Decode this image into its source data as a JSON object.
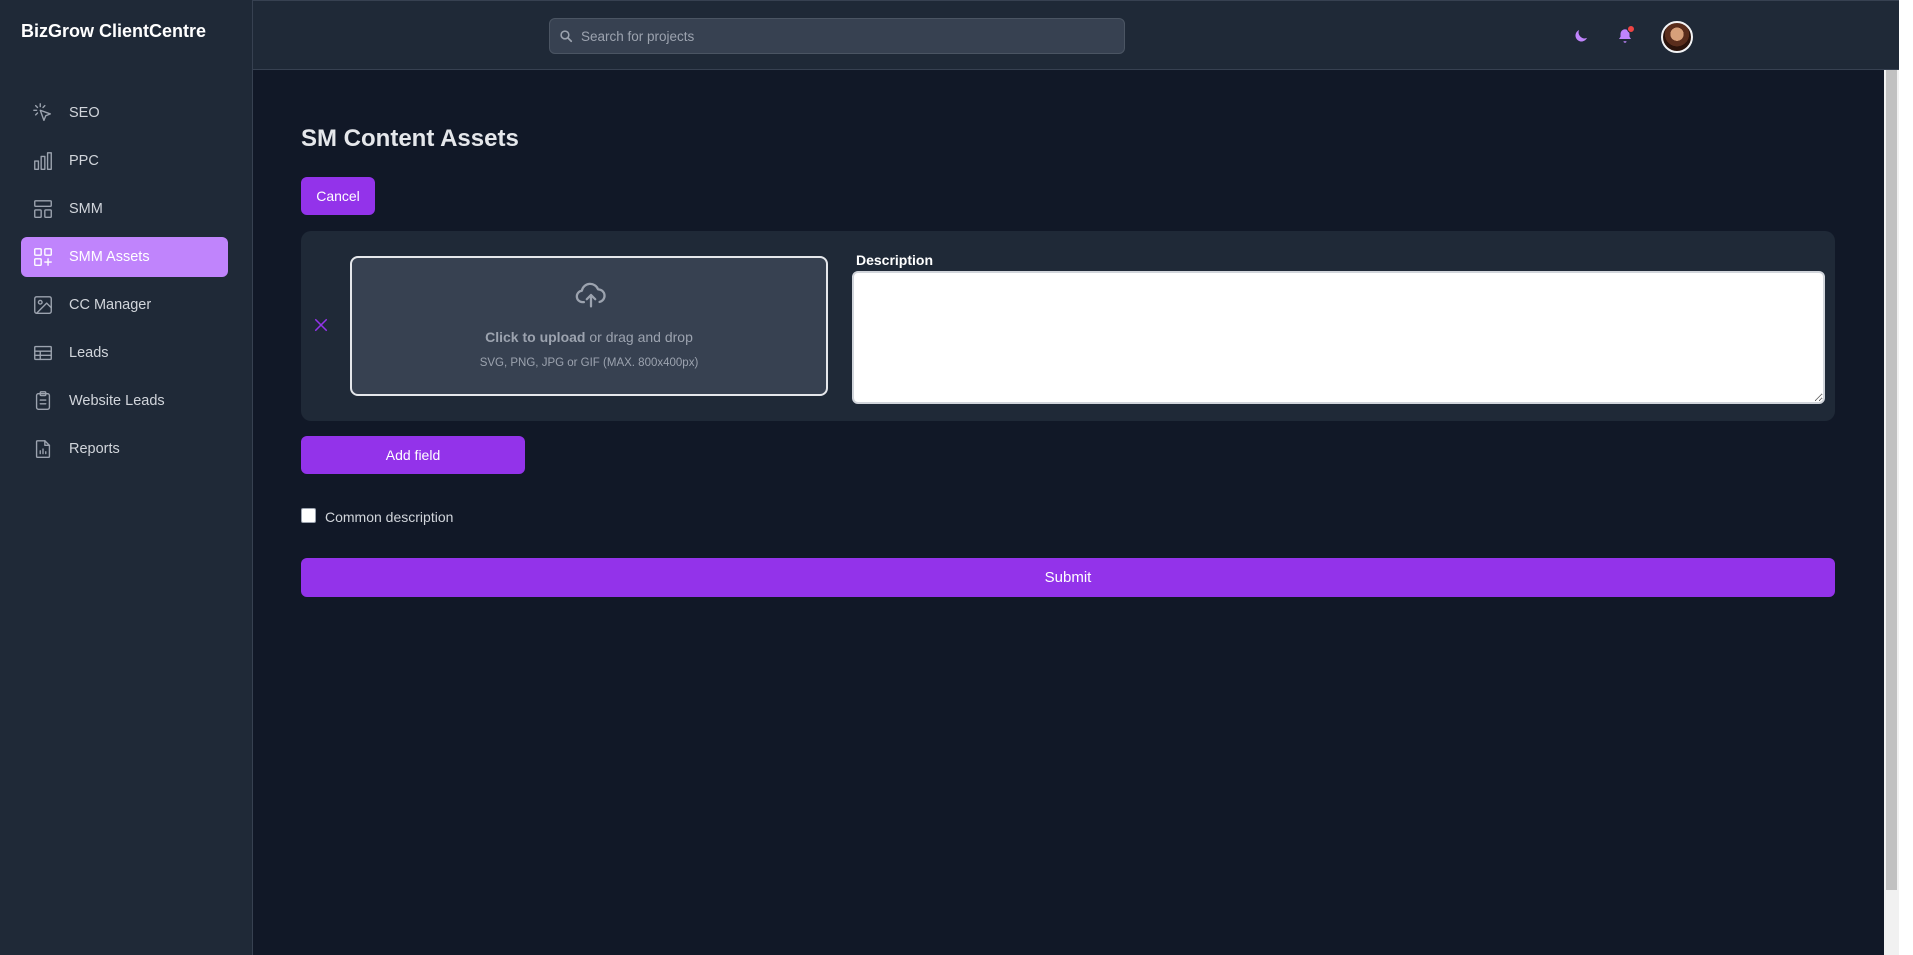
{
  "app": {
    "brand": "BizGrow ClientCentre"
  },
  "sidebar": {
    "items": [
      {
        "label": "SEO",
        "icon": "cursor-click-icon",
        "active": false
      },
      {
        "label": "PPC",
        "icon": "bar-chart-icon",
        "active": false
      },
      {
        "label": "SMM",
        "icon": "layout-icon",
        "active": false
      },
      {
        "label": "SMM Assets",
        "icon": "grid-plus-icon",
        "active": true
      },
      {
        "label": "CC Manager",
        "icon": "image-icon",
        "active": false
      },
      {
        "label": "Leads",
        "icon": "table-icon",
        "active": false
      },
      {
        "label": "Website Leads",
        "icon": "clipboard-icon",
        "active": false
      },
      {
        "label": "Reports",
        "icon": "document-chart-icon",
        "active": false
      }
    ]
  },
  "header": {
    "search": {
      "placeholder": "Search for projects",
      "value": ""
    },
    "icons": [
      "moon-icon",
      "bell-icon",
      "avatar"
    ]
  },
  "page": {
    "title": "SM Content Assets",
    "cancel_label": "Cancel",
    "upload": {
      "primary_bold": "Click to upload",
      "primary_rest": " or drag and drop",
      "hint": "SVG, PNG, JPG or GIF (MAX. 800x400px)"
    },
    "description_label": "Description",
    "description_value": "",
    "add_field_label": "Add field",
    "common_description_label": "Common description",
    "common_description_checked": false,
    "submit_label": "Submit"
  },
  "colors": {
    "accent": "#9333ea",
    "active_nav": "#c084fc",
    "background": "#111827",
    "panel": "#1f2937",
    "notification_dot": "#ef4444"
  }
}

Task requirements> Repeat each line of the records above exactly, but do not copy the pictures.

Correct response>
Decode this image into its source data as a JSON object.
{
  "app": {
    "brand": "BizGrow ClientCentre"
  },
  "sidebar": {
    "items": [
      {
        "label": "SEO",
        "icon": "cursor-click-icon",
        "active": false
      },
      {
        "label": "PPC",
        "icon": "bar-chart-icon",
        "active": false
      },
      {
        "label": "SMM",
        "icon": "layout-icon",
        "active": false
      },
      {
        "label": "SMM Assets",
        "icon": "grid-plus-icon",
        "active": true
      },
      {
        "label": "CC Manager",
        "icon": "image-icon",
        "active": false
      },
      {
        "label": "Leads",
        "icon": "table-icon",
        "active": false
      },
      {
        "label": "Website Leads",
        "icon": "clipboard-icon",
        "active": false
      },
      {
        "label": "Reports",
        "icon": "document-chart-icon",
        "active": false
      }
    ]
  },
  "header": {
    "search": {
      "placeholder": "Search for projects",
      "value": ""
    },
    "icons": [
      "moon-icon",
      "bell-icon",
      "avatar"
    ]
  },
  "page": {
    "title": "SM Content Assets",
    "cancel_label": "Cancel",
    "upload": {
      "primary_bold": "Click to upload",
      "primary_rest": " or drag and drop",
      "hint": "SVG, PNG, JPG or GIF (MAX. 800x400px)"
    },
    "description_label": "Description",
    "description_value": "",
    "add_field_label": "Add field",
    "common_description_label": "Common description",
    "common_description_checked": false,
    "submit_label": "Submit"
  },
  "colors": {
    "accent": "#9333ea",
    "active_nav": "#c084fc",
    "background": "#111827",
    "panel": "#1f2937",
    "notification_dot": "#ef4444"
  }
}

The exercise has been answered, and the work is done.